- **GIVEN REQUEST**
Copy out every record precisely.

- **EXERCISE MATERIALS**
--*--

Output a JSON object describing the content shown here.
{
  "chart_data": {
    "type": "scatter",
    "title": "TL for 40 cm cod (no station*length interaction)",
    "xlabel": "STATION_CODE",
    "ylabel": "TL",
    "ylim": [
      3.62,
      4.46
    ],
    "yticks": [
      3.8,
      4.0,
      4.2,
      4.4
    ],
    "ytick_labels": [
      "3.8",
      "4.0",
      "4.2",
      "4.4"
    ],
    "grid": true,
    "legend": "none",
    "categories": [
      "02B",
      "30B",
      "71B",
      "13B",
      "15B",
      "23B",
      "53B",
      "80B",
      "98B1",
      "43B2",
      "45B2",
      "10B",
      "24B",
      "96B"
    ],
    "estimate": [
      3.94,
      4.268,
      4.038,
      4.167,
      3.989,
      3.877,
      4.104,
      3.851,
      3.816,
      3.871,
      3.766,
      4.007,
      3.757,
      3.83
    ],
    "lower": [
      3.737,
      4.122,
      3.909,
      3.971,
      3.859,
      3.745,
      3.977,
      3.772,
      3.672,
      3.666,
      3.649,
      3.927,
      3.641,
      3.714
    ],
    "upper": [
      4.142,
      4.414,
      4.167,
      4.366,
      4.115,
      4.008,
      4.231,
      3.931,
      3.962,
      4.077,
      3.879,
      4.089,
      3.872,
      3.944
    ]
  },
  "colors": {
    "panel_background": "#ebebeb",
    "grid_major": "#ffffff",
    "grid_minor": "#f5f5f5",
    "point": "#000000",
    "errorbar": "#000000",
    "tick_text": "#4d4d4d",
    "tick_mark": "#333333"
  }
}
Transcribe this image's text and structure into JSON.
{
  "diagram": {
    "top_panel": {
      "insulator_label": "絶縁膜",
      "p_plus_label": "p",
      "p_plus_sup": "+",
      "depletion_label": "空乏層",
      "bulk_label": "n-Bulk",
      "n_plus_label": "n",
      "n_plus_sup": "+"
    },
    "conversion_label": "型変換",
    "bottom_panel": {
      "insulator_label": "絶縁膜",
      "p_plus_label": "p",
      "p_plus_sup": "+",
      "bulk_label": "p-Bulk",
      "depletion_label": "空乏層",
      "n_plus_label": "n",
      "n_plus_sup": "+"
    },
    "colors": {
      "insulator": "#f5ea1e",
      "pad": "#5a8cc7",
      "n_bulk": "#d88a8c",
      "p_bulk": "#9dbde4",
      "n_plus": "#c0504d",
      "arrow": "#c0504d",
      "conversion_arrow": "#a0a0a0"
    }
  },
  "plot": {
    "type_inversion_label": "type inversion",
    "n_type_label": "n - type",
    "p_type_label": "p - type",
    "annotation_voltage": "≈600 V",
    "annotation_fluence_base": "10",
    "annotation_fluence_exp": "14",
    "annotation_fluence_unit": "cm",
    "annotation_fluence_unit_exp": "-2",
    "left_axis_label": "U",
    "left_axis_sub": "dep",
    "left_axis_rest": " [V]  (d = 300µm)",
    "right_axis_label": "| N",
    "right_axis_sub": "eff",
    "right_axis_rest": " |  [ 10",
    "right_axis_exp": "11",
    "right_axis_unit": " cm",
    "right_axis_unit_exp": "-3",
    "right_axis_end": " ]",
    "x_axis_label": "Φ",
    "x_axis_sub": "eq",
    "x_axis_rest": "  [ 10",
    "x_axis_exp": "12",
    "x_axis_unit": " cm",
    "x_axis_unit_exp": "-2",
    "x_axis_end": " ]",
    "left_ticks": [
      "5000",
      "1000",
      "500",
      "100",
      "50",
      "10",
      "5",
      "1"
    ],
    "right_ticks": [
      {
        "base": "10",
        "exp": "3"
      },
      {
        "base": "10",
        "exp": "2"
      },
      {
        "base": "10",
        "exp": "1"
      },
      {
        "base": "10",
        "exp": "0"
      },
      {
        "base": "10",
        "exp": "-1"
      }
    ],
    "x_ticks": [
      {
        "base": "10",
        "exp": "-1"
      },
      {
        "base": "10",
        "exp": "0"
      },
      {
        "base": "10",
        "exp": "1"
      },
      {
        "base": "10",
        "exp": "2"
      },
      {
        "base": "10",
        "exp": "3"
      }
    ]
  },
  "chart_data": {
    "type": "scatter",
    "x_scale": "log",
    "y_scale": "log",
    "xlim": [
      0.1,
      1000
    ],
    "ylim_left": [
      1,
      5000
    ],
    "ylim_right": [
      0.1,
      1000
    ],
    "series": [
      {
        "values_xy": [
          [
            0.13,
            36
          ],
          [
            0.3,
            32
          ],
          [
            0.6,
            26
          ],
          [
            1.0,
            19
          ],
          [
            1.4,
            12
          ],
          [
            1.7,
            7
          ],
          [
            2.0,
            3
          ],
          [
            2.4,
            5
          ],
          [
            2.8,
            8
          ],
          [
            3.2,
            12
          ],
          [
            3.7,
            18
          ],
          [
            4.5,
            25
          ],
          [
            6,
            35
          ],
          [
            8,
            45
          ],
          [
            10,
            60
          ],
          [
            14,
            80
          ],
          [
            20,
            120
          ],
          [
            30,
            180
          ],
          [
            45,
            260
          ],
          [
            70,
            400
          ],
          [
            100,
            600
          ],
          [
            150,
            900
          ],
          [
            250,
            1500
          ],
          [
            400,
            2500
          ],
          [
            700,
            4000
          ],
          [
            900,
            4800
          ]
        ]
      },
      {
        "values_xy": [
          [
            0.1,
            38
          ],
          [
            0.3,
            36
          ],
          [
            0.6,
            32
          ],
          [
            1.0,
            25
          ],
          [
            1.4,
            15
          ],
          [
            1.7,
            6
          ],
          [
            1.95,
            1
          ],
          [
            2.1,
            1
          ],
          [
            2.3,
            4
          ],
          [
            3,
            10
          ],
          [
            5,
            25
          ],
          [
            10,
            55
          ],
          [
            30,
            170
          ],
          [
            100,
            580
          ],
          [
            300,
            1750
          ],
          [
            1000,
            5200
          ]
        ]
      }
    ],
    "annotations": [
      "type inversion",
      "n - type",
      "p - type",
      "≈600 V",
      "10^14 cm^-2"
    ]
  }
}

--*--

- **WORKED SOLUTION**
Output a JSON object describing the content shown here.
{
  "chart_data": {
    "type": "scatter",
    "title": "TL for 40 cm cod (no station*length interaction)",
    "xlabel": "STATION_CODE",
    "ylabel": "TL",
    "ylim": [
      3.62,
      4.46
    ],
    "yticks": [
      3.8,
      4.0,
      4.2,
      4.4
    ],
    "ytick_labels": [
      "3.8",
      "4.0",
      "4.2",
      "4.4"
    ],
    "grid": true,
    "legend": "none",
    "categories": [
      "02B",
      "30B",
      "71B",
      "13B",
      "15B",
      "23B",
      "53B",
      "80B",
      "98B1",
      "43B2",
      "45B2",
      "10B",
      "24B",
      "96B"
    ],
    "estimate": [
      3.94,
      4.268,
      4.038,
      4.167,
      3.989,
      3.877,
      4.104,
      3.851,
      3.816,
      3.871,
      3.766,
      4.007,
      3.757,
      3.83
    ],
    "lower": [
      3.737,
      4.122,
      3.909,
      3.971,
      3.859,
      3.745,
      3.977,
      3.772,
      3.672,
      3.666,
      3.649,
      3.927,
      3.641,
      3.714
    ],
    "upper": [
      4.142,
      4.414,
      4.167,
      4.366,
      4.115,
      4.008,
      4.231,
      3.931,
      3.962,
      4.077,
      3.879,
      4.089,
      3.872,
      3.944
    ]
  },
  "colors": {
    "panel_background": "#ebebeb",
    "grid_major": "#ffffff",
    "grid_minor": "#f5f5f5",
    "point": "#000000",
    "errorbar": "#000000",
    "tick_text": "#4d4d4d",
    "tick_mark": "#333333"
  }
}
Transcribe this image's text and structure into JSON.
{
  "diagram": {
    "top_panel": {
      "insulator_label": "絶縁膜",
      "p_plus_label": "p",
      "p_plus_sup": "+",
      "depletion_label": "空乏層",
      "bulk_label": "n-Bulk",
      "n_plus_label": "n",
      "n_plus_sup": "+"
    },
    "conversion_label": "型変換",
    "bottom_panel": {
      "insulator_label": "絶縁膜",
      "p_plus_label": "p",
      "p_plus_sup": "+",
      "bulk_label": "p-Bulk",
      "depletion_label": "空乏層",
      "n_plus_label": "n",
      "n_plus_sup": "+"
    },
    "colors": {
      "insulator": "#f5ea1e",
      "pad": "#5a8cc7",
      "n_bulk": "#d88a8c",
      "p_bulk": "#9dbde4",
      "n_plus": "#c0504d",
      "arrow": "#c0504d",
      "conversion_arrow": "#a0a0a0"
    }
  },
  "plot": {
    "type_inversion_label": "type inversion",
    "n_type_label": "n - type",
    "p_type_label": "p - type",
    "annotation_voltage": "≈600 V",
    "annotation_fluence_base": "10",
    "annotation_fluence_exp": "14",
    "annotation_fluence_unit": "cm",
    "annotation_fluence_unit_exp": "-2",
    "left_axis_label": "U",
    "left_axis_sub": "dep",
    "left_axis_rest": " [V]  (d = 300µm)",
    "right_axis_label": "| N",
    "right_axis_sub": "eff",
    "right_axis_rest": " |  [ 10",
    "right_axis_exp": "11",
    "right_axis_unit": " cm",
    "right_axis_unit_exp": "-3",
    "right_axis_end": " ]",
    "x_axis_label": "Φ",
    "x_axis_sub": "eq",
    "x_axis_rest": "  [ 10",
    "x_axis_exp": "12",
    "x_axis_unit": " cm",
    "x_axis_unit_exp": "-2",
    "x_axis_end": " ]",
    "left_ticks": [
      "5000",
      "1000",
      "500",
      "100",
      "50",
      "10",
      "5",
      "1"
    ],
    "right_ticks": [
      {
        "base": "10",
        "exp": "3"
      },
      {
        "base": "10",
        "exp": "2"
      },
      {
        "base": "10",
        "exp": "1"
      },
      {
        "base": "10",
        "exp": "0"
      },
      {
        "base": "10",
        "exp": "-1"
      }
    ],
    "x_ticks": [
      {
        "base": "10",
        "exp": "-1"
      },
      {
        "base": "10",
        "exp": "0"
      },
      {
        "base": "10",
        "exp": "1"
      },
      {
        "base": "10",
        "exp": "2"
      },
      {
        "base": "10",
        "exp": "3"
      }
    ]
  },
  "chart_data": {
    "type": "scatter",
    "x_scale": "log",
    "y_scale": "log",
    "xlim": [
      0.1,
      1000
    ],
    "ylim_left": [
      1,
      5000
    ],
    "ylim_right": [
      0.1,
      1000
    ],
    "series": [
      {
        "values_xy": [
          [
            0.13,
            36
          ],
          [
            0.3,
            32
          ],
          [
            0.6,
            26
          ],
          [
            1.0,
            19
          ],
          [
            1.4,
            12
          ],
          [
            1.7,
            7
          ],
          [
            2.0,
            3
          ],
          [
            2.4,
            5
          ],
          [
            2.8,
            8
          ],
          [
            3.2,
            12
          ],
          [
            3.7,
            18
          ],
          [
            4.5,
            25
          ],
          [
            6,
            35
          ],
          [
            8,
            45
          ],
          [
            10,
            60
          ],
          [
            14,
            80
          ],
          [
            20,
            120
          ],
          [
            30,
            180
          ],
          [
            45,
            260
          ],
          [
            70,
            400
          ],
          [
            100,
            600
          ],
          [
            150,
            900
          ],
          [
            250,
            1500
          ],
          [
            400,
            2500
          ],
          [
            700,
            4000
          ],
          [
            900,
            4800
          ]
        ]
      },
      {
        "values_xy": [
          [
            0.1,
            38
          ],
          [
            0.3,
            36
          ],
          [
            0.6,
            32
          ],
          [
            1.0,
            25
          ],
          [
            1.4,
            15
          ],
          [
            1.7,
            6
          ],
          [
            1.95,
            1
          ],
          [
            2.1,
            1
          ],
          [
            2.3,
            4
          ],
          [
            3,
            10
          ],
          [
            5,
            25
          ],
          [
            10,
            55
          ],
          [
            30,
            170
          ],
          [
            100,
            580
          ],
          [
            300,
            1750
          ],
          [
            1000,
            5200
          ]
        ]
      }
    ],
    "annotations": [
      "type inversion",
      "n - type",
      "p - type",
      "≈600 V",
      "10^14 cm^-2"
    ]
  }
}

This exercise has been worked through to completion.